> [Given instruction]
Below, find each line holding "riches" and state how many there are, using the number alone.

Structured figure records
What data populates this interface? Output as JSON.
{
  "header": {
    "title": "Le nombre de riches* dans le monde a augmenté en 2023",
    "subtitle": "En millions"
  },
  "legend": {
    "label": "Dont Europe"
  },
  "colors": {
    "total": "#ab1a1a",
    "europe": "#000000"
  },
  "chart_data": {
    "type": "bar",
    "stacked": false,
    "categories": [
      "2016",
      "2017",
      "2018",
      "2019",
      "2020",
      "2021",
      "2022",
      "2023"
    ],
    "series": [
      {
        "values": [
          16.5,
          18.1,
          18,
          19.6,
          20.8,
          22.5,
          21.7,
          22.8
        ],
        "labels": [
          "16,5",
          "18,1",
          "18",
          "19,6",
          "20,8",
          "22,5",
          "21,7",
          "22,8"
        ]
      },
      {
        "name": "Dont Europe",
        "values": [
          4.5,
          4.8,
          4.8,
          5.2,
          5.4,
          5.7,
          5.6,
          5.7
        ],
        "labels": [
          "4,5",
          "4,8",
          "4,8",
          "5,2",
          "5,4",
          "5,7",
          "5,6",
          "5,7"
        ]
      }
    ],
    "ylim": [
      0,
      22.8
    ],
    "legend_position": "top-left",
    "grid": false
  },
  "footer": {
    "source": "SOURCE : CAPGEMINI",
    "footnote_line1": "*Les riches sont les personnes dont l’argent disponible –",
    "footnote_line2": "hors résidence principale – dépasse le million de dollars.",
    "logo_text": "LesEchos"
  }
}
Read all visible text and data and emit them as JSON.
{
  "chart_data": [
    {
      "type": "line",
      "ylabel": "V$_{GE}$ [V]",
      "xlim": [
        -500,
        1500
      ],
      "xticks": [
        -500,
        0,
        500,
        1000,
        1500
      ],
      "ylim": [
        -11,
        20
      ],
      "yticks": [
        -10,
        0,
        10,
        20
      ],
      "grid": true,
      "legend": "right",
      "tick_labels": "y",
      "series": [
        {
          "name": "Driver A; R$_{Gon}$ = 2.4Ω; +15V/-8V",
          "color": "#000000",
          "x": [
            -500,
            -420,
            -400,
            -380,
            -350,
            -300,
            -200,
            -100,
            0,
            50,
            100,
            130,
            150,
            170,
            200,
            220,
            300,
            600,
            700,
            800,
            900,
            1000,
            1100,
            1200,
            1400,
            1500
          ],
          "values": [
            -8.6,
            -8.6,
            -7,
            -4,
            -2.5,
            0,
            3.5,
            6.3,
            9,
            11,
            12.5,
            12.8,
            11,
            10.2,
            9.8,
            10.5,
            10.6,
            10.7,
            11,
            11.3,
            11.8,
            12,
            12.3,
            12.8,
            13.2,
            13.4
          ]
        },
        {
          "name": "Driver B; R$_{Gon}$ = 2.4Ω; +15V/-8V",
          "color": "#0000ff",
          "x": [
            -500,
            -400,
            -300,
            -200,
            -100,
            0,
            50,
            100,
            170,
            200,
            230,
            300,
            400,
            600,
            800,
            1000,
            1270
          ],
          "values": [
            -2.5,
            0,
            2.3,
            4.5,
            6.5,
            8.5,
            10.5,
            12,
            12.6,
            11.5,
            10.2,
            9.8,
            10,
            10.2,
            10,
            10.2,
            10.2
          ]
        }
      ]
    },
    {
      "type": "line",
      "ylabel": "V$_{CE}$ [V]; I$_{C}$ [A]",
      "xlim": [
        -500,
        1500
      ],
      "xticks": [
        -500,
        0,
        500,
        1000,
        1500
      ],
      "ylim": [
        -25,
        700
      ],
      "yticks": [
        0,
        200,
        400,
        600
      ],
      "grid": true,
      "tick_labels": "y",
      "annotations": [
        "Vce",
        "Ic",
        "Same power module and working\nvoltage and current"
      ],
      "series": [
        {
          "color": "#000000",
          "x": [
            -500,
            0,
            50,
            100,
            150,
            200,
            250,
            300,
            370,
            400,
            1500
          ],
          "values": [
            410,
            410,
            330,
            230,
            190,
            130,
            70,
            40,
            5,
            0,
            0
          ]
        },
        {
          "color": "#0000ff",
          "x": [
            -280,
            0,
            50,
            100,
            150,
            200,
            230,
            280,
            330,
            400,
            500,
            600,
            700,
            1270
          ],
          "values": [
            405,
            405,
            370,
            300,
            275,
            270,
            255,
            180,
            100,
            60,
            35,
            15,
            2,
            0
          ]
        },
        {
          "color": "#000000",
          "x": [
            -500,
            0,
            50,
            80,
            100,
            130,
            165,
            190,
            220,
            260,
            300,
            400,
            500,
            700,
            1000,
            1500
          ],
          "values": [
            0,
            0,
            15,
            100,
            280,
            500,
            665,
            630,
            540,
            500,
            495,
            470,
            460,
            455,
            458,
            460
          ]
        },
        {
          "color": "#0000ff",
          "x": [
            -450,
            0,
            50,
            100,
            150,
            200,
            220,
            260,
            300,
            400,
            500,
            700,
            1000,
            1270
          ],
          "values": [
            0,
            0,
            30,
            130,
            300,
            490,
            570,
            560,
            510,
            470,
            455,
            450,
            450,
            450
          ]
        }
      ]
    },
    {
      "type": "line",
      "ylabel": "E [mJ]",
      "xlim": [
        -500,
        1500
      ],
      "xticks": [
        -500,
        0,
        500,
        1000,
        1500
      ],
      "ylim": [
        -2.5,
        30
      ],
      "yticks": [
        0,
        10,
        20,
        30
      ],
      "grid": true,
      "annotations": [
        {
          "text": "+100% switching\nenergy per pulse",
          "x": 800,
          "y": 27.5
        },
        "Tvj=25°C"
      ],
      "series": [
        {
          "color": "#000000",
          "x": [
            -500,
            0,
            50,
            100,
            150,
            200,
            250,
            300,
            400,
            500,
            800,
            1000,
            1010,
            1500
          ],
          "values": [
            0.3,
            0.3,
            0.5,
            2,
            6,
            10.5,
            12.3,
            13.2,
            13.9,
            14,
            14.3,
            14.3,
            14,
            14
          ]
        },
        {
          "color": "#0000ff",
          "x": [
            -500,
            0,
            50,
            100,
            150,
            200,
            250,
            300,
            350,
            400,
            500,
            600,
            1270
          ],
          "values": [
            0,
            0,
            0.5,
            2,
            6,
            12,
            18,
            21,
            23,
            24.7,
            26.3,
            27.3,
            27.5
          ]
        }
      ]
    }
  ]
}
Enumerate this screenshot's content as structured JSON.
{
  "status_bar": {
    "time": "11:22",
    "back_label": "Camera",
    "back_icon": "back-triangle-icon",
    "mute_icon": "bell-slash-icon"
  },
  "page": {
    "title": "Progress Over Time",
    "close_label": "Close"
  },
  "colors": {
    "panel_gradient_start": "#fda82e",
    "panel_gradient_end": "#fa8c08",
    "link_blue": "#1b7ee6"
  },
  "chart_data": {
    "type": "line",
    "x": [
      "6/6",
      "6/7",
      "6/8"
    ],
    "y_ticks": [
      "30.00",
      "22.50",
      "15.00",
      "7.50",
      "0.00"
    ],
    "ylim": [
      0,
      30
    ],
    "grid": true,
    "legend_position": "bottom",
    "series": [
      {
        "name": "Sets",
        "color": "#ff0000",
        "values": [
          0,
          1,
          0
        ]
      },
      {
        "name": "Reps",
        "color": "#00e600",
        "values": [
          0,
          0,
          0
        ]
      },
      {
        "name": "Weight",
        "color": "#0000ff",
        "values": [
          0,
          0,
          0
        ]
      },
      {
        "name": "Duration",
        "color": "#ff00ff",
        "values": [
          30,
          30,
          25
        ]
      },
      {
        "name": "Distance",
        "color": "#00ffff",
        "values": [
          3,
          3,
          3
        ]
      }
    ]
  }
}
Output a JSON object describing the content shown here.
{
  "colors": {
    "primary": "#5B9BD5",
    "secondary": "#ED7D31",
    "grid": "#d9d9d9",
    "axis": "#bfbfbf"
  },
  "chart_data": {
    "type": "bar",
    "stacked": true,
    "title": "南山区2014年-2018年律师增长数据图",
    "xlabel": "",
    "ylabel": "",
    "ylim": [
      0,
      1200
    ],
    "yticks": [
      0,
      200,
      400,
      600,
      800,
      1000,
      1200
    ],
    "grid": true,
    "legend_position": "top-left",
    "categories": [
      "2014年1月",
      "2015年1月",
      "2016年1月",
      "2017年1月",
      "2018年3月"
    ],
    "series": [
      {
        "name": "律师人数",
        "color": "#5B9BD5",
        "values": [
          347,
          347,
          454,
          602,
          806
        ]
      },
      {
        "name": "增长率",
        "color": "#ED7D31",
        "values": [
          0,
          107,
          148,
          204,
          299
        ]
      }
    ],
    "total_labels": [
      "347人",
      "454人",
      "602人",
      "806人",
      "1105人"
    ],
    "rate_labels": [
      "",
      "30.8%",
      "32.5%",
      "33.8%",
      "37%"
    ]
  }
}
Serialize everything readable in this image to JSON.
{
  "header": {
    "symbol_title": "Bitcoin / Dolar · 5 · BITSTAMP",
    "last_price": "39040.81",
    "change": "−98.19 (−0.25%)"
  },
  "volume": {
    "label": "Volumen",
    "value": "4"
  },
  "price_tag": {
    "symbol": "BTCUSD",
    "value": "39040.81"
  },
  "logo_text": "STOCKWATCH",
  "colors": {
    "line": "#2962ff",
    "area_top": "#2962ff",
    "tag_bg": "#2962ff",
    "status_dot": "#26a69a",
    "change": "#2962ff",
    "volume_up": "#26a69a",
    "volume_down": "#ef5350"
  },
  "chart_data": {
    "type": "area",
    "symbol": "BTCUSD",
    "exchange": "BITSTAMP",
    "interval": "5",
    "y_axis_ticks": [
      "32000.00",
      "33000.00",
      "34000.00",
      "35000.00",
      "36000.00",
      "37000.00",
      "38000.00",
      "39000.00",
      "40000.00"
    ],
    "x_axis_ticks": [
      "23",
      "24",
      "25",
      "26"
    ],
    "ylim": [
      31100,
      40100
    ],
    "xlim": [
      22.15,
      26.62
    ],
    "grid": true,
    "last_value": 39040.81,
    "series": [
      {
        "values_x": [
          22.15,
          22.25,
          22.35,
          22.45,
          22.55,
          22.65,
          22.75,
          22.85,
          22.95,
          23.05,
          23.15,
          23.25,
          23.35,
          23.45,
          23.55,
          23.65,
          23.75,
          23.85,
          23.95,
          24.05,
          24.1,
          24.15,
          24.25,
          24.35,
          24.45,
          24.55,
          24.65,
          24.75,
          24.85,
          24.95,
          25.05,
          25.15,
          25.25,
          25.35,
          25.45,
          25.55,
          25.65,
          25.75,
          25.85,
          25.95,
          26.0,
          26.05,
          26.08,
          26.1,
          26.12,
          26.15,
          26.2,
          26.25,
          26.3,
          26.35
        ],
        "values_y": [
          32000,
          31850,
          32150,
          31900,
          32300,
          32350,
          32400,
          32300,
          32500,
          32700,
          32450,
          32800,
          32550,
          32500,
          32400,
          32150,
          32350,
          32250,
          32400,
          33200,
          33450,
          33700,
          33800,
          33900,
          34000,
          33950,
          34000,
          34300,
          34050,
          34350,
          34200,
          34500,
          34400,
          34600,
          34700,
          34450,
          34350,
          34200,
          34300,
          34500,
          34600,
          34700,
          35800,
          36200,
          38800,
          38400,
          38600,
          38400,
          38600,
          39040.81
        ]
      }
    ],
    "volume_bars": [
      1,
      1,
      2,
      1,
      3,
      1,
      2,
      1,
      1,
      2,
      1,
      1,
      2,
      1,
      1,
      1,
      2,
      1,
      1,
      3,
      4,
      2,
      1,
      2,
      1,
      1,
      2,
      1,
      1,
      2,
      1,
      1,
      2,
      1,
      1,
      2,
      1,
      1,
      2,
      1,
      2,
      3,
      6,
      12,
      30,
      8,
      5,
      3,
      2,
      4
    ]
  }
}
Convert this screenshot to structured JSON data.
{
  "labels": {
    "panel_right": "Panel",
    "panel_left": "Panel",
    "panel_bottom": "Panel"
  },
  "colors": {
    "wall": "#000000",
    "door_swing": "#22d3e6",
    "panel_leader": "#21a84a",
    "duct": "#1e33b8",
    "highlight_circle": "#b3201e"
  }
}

> [Task result]
2